SOURCE ::
* Start *
During external system ground faults,
tertiary windings may carry very heavy currents. Hence, to guard against
failure of the primary protection for external ground faults, separate tertiary
overcurrent protection may be desirable.
The method selected for protecting the
tertiary generally depends on whether or not the tertiary is used to carry
load. If the tertiary does not carry load, protection can be provided by a
single overcurrent relay connected to a CT in series with one winding of the Δ.
This relay will sense system grounds as
well as phase faults in the tertiary or in its leads. When tertiary windings
are connected by cables, the overcurrent protection provided to the tertiary
winding should account for the thermal withstand of the cables.
Alarming and tripping as a result of a
prolonged unbalance condition or load tap changer malfunction should prevent
damage to cables. If the tertiary is used to carry load, partial protection can
be provided by a single overcurrent relay supplied by three CTs, one in each
winding of the Δ and connected in parallel to the relay.
This connection provides only zero sequence
overload protection and does not protect for positive and negative sequence
overload current. In this case, the relay will operate for system ground but
will not operate for phase faults in the tertiary or its leads.
Where deemed necessary, separate relaying
such as differential type should be provided for protection for phase faults in
the tertiary or its leads. The setting of the tertiary overcurrent relay can
normally be based on considerations similar to those in line time overcurrent.
* End *
GIVEN PROBLEM ::
Answer from the text on tertiary winding protection:
(a) If the tertiary does not carry load, what can provide its protection?
(b) When tertiary windings are connected by cables, what should their overcurrent protection account for?
(c) What kind of overload protection does the three-CT parallel connection provide?

DATASET EXCERPT ::
* Start *
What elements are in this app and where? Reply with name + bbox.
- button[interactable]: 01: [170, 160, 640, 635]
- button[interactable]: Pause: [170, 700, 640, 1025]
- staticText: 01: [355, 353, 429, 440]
* End *
RESPONSE TO THIS EXERCISE ::
(a) A single overcurrent relay connected to a CT in series with one winding of the Δ.
(b) The thermal withstand of the cables.
(c) Only zero sequence overload protection.